_Written exercise:_ Return all of the data exactly as given.

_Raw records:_
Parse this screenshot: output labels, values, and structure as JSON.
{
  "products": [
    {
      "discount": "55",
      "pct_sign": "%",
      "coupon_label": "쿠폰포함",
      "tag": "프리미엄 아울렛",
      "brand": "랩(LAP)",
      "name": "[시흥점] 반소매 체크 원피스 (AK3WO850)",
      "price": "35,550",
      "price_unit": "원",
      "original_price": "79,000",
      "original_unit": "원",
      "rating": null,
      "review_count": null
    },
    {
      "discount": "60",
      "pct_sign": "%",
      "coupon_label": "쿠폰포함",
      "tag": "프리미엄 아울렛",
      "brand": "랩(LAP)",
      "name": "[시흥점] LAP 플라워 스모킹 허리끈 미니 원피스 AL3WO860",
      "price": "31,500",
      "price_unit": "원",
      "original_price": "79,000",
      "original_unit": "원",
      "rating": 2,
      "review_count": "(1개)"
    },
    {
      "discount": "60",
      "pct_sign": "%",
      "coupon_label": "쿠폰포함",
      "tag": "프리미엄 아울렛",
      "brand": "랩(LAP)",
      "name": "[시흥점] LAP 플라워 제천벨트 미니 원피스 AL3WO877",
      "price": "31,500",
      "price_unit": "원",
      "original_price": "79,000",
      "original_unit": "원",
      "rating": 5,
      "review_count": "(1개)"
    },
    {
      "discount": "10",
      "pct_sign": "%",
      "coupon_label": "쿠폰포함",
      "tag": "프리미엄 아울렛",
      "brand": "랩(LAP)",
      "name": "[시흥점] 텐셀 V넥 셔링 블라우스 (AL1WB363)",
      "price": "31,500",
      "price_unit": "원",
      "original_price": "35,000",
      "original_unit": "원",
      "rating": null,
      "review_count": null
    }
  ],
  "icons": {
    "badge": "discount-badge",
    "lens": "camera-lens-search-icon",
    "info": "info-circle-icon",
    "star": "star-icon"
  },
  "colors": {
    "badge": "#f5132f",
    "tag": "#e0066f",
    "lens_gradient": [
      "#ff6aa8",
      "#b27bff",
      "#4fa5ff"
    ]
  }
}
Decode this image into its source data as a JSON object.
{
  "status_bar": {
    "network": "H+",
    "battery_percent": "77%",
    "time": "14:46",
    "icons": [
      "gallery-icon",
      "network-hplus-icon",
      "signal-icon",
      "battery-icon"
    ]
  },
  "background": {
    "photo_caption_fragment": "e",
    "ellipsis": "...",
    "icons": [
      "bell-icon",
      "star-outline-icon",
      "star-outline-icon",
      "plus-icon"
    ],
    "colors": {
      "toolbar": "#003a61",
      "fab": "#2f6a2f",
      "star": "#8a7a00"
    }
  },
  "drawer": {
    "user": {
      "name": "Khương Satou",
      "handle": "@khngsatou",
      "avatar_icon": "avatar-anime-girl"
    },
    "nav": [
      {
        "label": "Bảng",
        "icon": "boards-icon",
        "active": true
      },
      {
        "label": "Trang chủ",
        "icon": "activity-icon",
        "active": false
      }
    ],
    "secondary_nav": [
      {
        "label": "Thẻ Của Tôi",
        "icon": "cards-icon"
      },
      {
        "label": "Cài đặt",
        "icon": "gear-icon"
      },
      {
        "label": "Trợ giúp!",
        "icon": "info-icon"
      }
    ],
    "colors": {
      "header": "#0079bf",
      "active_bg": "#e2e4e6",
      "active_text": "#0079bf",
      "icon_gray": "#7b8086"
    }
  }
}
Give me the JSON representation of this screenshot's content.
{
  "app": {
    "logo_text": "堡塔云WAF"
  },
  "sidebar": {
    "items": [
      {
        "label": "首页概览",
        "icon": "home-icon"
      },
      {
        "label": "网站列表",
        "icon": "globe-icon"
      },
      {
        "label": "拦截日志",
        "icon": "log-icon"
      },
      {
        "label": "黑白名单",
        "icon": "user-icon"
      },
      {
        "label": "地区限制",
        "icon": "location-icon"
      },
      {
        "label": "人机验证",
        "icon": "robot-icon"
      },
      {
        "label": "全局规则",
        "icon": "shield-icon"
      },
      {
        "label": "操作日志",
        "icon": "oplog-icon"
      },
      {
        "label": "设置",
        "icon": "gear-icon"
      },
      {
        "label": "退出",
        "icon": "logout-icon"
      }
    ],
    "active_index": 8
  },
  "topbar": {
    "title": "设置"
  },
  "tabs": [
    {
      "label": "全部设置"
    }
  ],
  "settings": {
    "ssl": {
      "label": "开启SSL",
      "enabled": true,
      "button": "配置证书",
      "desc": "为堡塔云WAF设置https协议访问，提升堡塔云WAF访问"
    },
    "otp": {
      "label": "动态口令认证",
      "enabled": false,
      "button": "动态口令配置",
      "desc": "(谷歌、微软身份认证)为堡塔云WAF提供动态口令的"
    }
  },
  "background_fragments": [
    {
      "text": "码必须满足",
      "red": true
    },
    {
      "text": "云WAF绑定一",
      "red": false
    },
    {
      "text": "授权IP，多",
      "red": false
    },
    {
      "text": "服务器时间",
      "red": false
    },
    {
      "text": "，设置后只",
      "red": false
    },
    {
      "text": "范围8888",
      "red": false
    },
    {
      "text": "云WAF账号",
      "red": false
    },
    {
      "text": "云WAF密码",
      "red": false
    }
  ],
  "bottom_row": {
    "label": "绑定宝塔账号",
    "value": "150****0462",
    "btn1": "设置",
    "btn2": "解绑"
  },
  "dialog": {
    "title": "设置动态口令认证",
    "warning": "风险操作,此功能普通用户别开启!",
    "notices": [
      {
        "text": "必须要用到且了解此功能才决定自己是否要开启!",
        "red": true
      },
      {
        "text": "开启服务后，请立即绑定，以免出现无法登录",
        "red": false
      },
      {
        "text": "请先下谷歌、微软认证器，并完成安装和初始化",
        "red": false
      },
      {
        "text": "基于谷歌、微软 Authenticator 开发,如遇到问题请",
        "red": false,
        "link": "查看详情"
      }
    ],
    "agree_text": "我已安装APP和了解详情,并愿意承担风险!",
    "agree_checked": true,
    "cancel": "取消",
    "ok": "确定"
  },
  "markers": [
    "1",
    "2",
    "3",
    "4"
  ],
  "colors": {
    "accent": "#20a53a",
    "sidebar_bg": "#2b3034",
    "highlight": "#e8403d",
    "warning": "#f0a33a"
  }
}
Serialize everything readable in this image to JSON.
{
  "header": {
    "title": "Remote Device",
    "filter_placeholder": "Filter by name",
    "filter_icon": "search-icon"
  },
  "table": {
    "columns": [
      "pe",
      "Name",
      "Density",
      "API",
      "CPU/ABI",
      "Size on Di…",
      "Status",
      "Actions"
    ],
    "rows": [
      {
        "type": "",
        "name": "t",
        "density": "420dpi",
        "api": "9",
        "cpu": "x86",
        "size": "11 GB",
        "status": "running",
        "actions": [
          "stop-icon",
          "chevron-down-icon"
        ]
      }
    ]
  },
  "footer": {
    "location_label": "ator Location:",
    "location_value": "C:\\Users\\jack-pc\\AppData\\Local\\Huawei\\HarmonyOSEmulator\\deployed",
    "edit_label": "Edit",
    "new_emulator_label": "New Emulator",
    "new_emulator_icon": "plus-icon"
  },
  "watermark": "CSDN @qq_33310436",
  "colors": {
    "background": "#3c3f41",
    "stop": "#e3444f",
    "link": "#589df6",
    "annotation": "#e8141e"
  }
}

_Answer:_
Parse this screenshot: output labels, values, and structure as JSON.
{
  "products": [
    {
      "discount": "55",
      "pct_sign": "%",
      "coupon_label": "쿠폰포함",
      "tag": "프리미엄 아울렛",
      "brand": "랩(LAP)",
      "name": "[시흥점] 반소매 체크 원피스 (AK3WO850)",
      "price": "35,550",
      "price_unit": "원",
      "original_price": "79,000",
      "original_unit": "원",
      "rating": null,
      "review_count": null
    },
    {
      "discount": "60",
      "pct_sign": "%",
      "coupon_label": "쿠폰포함",
      "tag": "프리미엄 아울렛",
      "brand": "랩(LAP)",
      "name": "[시흥점] LAP 플라워 스모킹 허리끈 미니 원피스 AL3WO860",
      "price": "31,500",
      "price_unit": "원",
      "original_price": "79,000",
      "original_unit": "원",
      "rating": 2,
      "review_count": "(1개)"
    },
    {
      "discount": "60",
      "pct_sign": "%",
      "coupon_label": "쿠폰포함",
      "tag": "프리미엄 아울렛",
      "brand": "랩(LAP)",
      "name": "[시흥점] LAP 플라워 제천벨트 미니 원피스 AL3WO877",
      "price": "31,500",
      "price_unit": "원",
      "original_price": "79,000",
      "original_unit": "원",
      "rating": 5,
      "review_count": "(1개)"
    },
    {
      "discount": "10",
      "pct_sign": "%",
      "coupon_label": "쿠폰포함",
      "tag": "프리미엄 아울렛",
      "brand": "랩(LAP)",
      "name": "[시흥점] 텐셀 V넥 셔링 블라우스 (AL1WB363)",
      "price": "31,500",
      "price_unit": "원",
      "original_price": "35,000",
      "original_unit": "원",
      "rating": null,
      "review_count": null
    }
  ],
  "icons": {
    "badge": "discount-badge",
    "lens": "camera-lens-search-icon",
    "info": "info-circle-icon",
    "star": "star-icon"
  },
  "colors": {
    "badge": "#f5132f",
    "tag": "#e0066f",
    "lens_gradient": [
      "#ff6aa8",
      "#b27bff",
      "#4fa5ff"
    ]
  }
}
Decode this image into its source data as a JSON object.
{
  "status_bar": {
    "network": "H+",
    "battery_percent": "77%",
    "time": "14:46",
    "icons": [
      "gallery-icon",
      "network-hplus-icon",
      "signal-icon",
      "battery-icon"
    ]
  },
  "background": {
    "photo_caption_fragment": "e",
    "ellipsis": "...",
    "icons": [
      "bell-icon",
      "star-outline-icon",
      "star-outline-icon",
      "plus-icon"
    ],
    "colors": {
      "toolbar": "#003a61",
      "fab": "#2f6a2f",
      "star": "#8a7a00"
    }
  },
  "drawer": {
    "user": {
      "name": "Khương Satou",
      "handle": "@khngsatou",
      "avatar_icon": "avatar-anime-girl"
    },
    "nav": [
      {
        "label": "Bảng",
        "icon": "boards-icon",
        "active": true
      },
      {
        "label": "Trang chủ",
        "icon": "activity-icon",
        "active": false
      }
    ],
    "secondary_nav": [
      {
        "label": "Thẻ Của Tôi",
        "icon": "cards-icon"
      },
      {
        "label": "Cài đặt",
        "icon": "gear-icon"
      },
      {
        "label": "Trợ giúp!",
        "icon": "info-icon"
      }
    ],
    "colors": {
      "header": "#0079bf",
      "active_bg": "#e2e4e6",
      "active_text": "#0079bf",
      "icon_gray": "#7b8086"
    }
  }
}
Give me the JSON representation of this screenshot's content.
{
  "app": {
    "logo_text": "堡塔云WAF"
  },
  "sidebar": {
    "items": [
      {
        "label": "首页概览",
        "icon": "home-icon"
      },
      {
        "label": "网站列表",
        "icon": "globe-icon"
      },
      {
        "label": "拦截日志",
        "icon": "log-icon"
      },
      {
        "label": "黑白名单",
        "icon": "user-icon"
      },
      {
        "label": "地区限制",
        "icon": "location-icon"
      },
      {
        "label": "人机验证",
        "icon": "robot-icon"
      },
      {
        "label": "全局规则",
        "icon": "shield-icon"
      },
      {
        "label": "操作日志",
        "icon": "oplog-icon"
      },
      {
        "label": "设置",
        "icon": "gear-icon"
      },
      {
        "label": "退出",
        "icon": "logout-icon"
      }
    ],
    "active_index": 8
  },
  "topbar": {
    "title": "设置"
  },
  "tabs": [
    {
      "label": "全部设置"
    }
  ],
  "settings": {
    "ssl": {
      "label": "开启SSL",
      "enabled": true,
      "button": "配置证书",
      "desc": "为堡塔云WAF设置https协议访问，提升堡塔云WAF访问"
    },
    "otp": {
      "label": "动态口令认证",
      "enabled": false,
      "button": "动态口令配置",
      "desc": "(谷歌、微软身份认证)为堡塔云WAF提供动态口令的"
    }
  },
  "background_fragments": [
    {
      "text": "码必须满足",
      "red": true
    },
    {
      "text": "云WAF绑定一",
      "red": false
    },
    {
      "text": "授权IP，多",
      "red": false
    },
    {
      "text": "服务器时间",
      "red": false
    },
    {
      "text": "，设置后只",
      "red": false
    },
    {
      "text": "范围8888",
      "red": false
    },
    {
      "text": "云WAF账号",
      "red": false
    },
    {
      "text": "云WAF密码",
      "red": false
    }
  ],
  "bottom_row": {
    "label": "绑定宝塔账号",
    "value": "150****0462",
    "btn1": "设置",
    "btn2": "解绑"
  },
  "dialog": {
    "title": "设置动态口令认证",
    "warning": "风险操作,此功能普通用户别开启!",
    "notices": [
      {
        "text": "必须要用到且了解此功能才决定自己是否要开启!",
        "red": true
      },
      {
        "text": "开启服务后，请立即绑定，以免出现无法登录",
        "red": false
      },
      {
        "text": "请先下谷歌、微软认证器，并完成安装和初始化",
        "red": false
      },
      {
        "text": "基于谷歌、微软 Authenticator 开发,如遇到问题请",
        "red": false,
        "link": "查看详情"
      }
    ],
    "agree_text": "我已安装APP和了解详情,并愿意承担风险!",
    "agree_checked": true,
    "cancel": "取消",
    "ok": "确定"
  },
  "markers": [
    "1",
    "2",
    "3",
    "4"
  ],
  "colors": {
    "accent": "#20a53a",
    "sidebar_bg": "#2b3034",
    "highlight": "#e8403d",
    "warning": "#f0a33a"
  }
}
Serialize everything readable in this image to JSON.
{
  "header": {
    "title": "Remote Device",
    "filter_placeholder": "Filter by name",
    "filter_icon": "search-icon"
  },
  "table": {
    "columns": [
      "pe",
      "Name",
      "Density",
      "API",
      "CPU/ABI",
      "Size on Di…",
      "Status",
      "Actions"
    ],
    "rows": [
      {
        "type": "",
        "name": "t",
        "density": "420dpi",
        "api": "9",
        "cpu": "x86",
        "size": "11 GB",
        "status": "running",
        "actions": [
          "stop-icon",
          "chevron-down-icon"
        ]
      }
    ]
  },
  "footer": {
    "location_label": "ator Location:",
    "location_value": "C:\\Users\\jack-pc\\AppData\\Local\\Huawei\\HarmonyOSEmulator\\deployed",
    "edit_label": "Edit",
    "new_emulator_label": "New Emulator",
    "new_emulator_icon": "plus-icon"
  },
  "watermark": "CSDN @qq_33310436",
  "colors": {
    "background": "#3c3f41",
    "stop": "#e3444f",
    "link": "#589df6",
    "annotation": "#e8141e"
  }
}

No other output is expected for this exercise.